_GIVEN PROBLEM_
Transcribe the records in full, keeping every character as it is.
___ MATERIAL TO PROCESS
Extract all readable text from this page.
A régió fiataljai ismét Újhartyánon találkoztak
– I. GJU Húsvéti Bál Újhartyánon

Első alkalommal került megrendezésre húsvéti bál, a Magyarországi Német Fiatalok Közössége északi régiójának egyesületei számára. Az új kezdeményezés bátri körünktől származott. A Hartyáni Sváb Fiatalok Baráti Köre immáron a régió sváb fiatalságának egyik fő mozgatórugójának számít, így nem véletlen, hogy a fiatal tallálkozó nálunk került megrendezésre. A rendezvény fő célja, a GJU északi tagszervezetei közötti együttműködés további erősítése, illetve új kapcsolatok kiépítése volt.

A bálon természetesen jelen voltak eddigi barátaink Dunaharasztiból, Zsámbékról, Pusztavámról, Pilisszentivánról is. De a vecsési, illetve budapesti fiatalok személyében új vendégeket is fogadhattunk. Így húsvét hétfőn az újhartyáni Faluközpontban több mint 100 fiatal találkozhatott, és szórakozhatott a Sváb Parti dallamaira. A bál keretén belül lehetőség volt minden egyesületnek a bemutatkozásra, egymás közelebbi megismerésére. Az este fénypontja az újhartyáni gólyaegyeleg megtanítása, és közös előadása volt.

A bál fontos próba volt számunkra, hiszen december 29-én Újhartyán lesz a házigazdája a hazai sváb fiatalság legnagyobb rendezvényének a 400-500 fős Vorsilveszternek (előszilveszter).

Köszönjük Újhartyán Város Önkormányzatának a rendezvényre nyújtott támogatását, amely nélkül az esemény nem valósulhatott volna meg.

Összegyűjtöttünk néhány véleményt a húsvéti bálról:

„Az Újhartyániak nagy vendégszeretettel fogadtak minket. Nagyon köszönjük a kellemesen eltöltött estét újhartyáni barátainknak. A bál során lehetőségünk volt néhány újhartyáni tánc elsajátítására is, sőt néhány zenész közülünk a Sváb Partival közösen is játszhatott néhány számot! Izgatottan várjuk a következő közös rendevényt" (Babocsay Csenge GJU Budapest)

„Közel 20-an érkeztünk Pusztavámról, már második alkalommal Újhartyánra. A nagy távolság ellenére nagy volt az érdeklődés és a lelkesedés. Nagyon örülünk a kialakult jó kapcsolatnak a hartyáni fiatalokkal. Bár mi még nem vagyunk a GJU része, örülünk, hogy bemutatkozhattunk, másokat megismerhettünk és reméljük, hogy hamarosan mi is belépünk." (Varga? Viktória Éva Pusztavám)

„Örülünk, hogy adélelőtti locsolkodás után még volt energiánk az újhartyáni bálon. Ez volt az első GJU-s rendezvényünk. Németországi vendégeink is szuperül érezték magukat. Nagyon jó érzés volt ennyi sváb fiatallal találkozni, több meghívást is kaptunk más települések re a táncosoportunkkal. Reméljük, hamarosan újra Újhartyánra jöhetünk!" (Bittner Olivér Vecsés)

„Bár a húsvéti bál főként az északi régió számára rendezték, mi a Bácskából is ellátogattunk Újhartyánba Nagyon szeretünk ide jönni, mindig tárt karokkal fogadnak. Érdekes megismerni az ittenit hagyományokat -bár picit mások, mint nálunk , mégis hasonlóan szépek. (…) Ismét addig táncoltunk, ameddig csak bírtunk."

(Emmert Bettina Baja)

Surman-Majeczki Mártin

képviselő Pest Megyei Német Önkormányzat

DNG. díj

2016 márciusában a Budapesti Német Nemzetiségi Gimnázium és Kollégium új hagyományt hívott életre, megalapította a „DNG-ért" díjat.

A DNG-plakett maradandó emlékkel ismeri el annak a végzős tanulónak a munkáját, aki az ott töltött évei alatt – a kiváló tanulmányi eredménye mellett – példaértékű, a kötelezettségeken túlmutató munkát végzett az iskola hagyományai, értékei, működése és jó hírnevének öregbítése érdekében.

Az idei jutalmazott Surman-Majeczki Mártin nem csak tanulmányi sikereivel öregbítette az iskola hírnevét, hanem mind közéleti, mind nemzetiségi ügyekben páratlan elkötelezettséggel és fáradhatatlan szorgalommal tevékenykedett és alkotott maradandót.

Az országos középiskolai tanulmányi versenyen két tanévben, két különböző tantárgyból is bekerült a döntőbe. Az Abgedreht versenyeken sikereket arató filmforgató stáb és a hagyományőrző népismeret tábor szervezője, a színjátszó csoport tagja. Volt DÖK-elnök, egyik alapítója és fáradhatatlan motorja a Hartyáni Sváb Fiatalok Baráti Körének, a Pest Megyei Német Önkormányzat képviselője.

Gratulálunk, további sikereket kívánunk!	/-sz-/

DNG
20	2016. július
______
_ANSWER TO THE EXERCISE_
Extract all readable text from this page.
A régió fiataljai ismét Újhartyánon találkoztak
– I. GJU Húsvéti Bál Újhartyánon

Első alkalommal került megrendezésre húsvéti bál, a Magyarországi Német Fiatalok Közössége északi régiójának egyesületei számára. Az új kezdeményezés bátri körünktől származott. A Hartyáni Sváb Fiatalok Baráti Köre immáron a régió sváb fiatalságának egyik fő mozgatórugójának számít, így nem véletlen, hogy a fiatal tallálkozó nálunk került megrendezésre. A rendezvény fő célja, a GJU északi tagszervezetei közötti együttműködés további erősítése, illetve új kapcsolatok kiépítése volt.

A bálon természetesen jelen voltak eddigi barátaink Dunaharasztiból, Zsámbékról, Pusztavámról, Pilisszentivánról is. De a vecsési, illetve budapesti fiatalok személyében új vendégeket is fogadhattunk. Így húsvét hétfőn az újhartyáni Faluközpontban több mint 100 fiatal találkozhatott, és szórakozhatott a Sváb Parti dallamaira. A bál keretén belül lehetőség volt minden egyesületnek a bemutatkozásra, egymás közelebbi megismerésére. Az este fénypontja az újhartyáni gólyaegyeleg megtanítása, és közös előadása volt.

A bál fontos próba volt számunkra, hiszen december 29-én Újhartyán lesz a házigazdája a hazai sváb fiatalság legnagyobb rendezvényének a 400-500 fős Vorsilveszternek (előszilveszter).

Köszönjük Újhartyán Város Önkormányzatának a rendezvényre nyújtott támogatását, amely nélkül az esemény nem valósulhatott volna meg.

Összegyűjtöttünk néhány véleményt a húsvéti bálról:

„Az Újhartyániak nagy vendégszeretettel fogadtak minket. Nagyon köszönjük a kellemesen eltöltött estét újhartyáni barátainknak. A bál során lehetőségünk volt néhány újhartyáni tánc elsajátítására is, sőt néhány zenész közülünk a Sváb Partival közösen is játszhatott néhány számot! Izgatottan várjuk a következő közös rendevényt" (Babocsay Csenge GJU Budapest)

„Közel 20-an érkeztünk Pusztavámról, már második alkalommal Újhartyánra. A nagy távolság ellenére nagy volt az érdeklődés és a lelkesedés. Nagyon örülünk a kialakult jó kapcsolatnak a hartyáni fiatalokkal. Bár mi még nem vagyunk a GJU része, örülünk, hogy bemutatkozhattunk, másokat megismerhettünk és reméljük, hogy hamarosan mi is belépünk." (Varga? Viktória Éva Pusztavám)

„Örülünk, hogy adélelőtti locsolkodás után még volt energiánk az újhartyáni bálon. Ez volt az első GJU-s rendezvényünk. Németországi vendégeink is szuperül érezték magukat. Nagyon jó érzés volt ennyi sváb fiatallal találkozni, több meghívást is kaptunk más települések re a táncosoportunkkal. Reméljük, hamarosan újra Újhartyánra jöhetünk!" (Bittner Olivér Vecsés)

„Bár a húsvéti bál főként az északi régió számára rendezték, mi a Bácskából is ellátogattunk Újhartyánba Nagyon szeretünk ide jönni, mindig tárt karokkal fogadnak. Érdekes megismerni az ittenit hagyományokat -bár picit mások, mint nálunk , mégis hasonlóan szépek. (…) Ismét addig táncoltunk, ameddig csak bírtunk."

(Emmert Bettina Baja)

Surman-Majeczki Mártin

képviselő Pest Megyei Német Önkormányzat

DNG. díj

2016 márciusában a Budapesti Német Nemzetiségi Gimnázium és Kollégium új hagyományt hívott életre, megalapította a „DNG-ért" díjat.

A DNG-plakett maradandó emlékkel ismeri el annak a végzős tanulónak a munkáját, aki az ott töltött évei alatt – a kiváló tanulmányi eredménye mellett – példaértékű, a kötelezettségeken túlmutató munkát végzett az iskola hagyományai, értékei, működése és jó hírnevének öregbítése érdekében.

Az idei jutalmazott Surman-Majeczki Mártin nem csak tanulmányi sikereivel öregbítette az iskola hírnevét, hanem mind közéleti, mind nemzetiségi ügyekben páratlan elkötelezettséggel és fáradhatatlan szorgalommal tevékenykedett és alkotott maradandót.

Az országos középiskolai tanulmányi versenyen két tanévben, két különböző tantárgyból is bekerült a döntőbe. Az Abgedreht versenyeken sikereket arató filmforgató stáb és a hagyományőrző népismeret tábor szervezője, a színjátszó csoport tagja. Volt DÖK-elnök, egyik alapítója és fáradhatatlan motorja a Hartyáni Sváb Fiatalok Baráti Körének, a Pest Megyei Német Önkormányzat képviselője.

Gratulálunk, további sikereket kívánunk!	/-sz-/

DNG
20	2016. július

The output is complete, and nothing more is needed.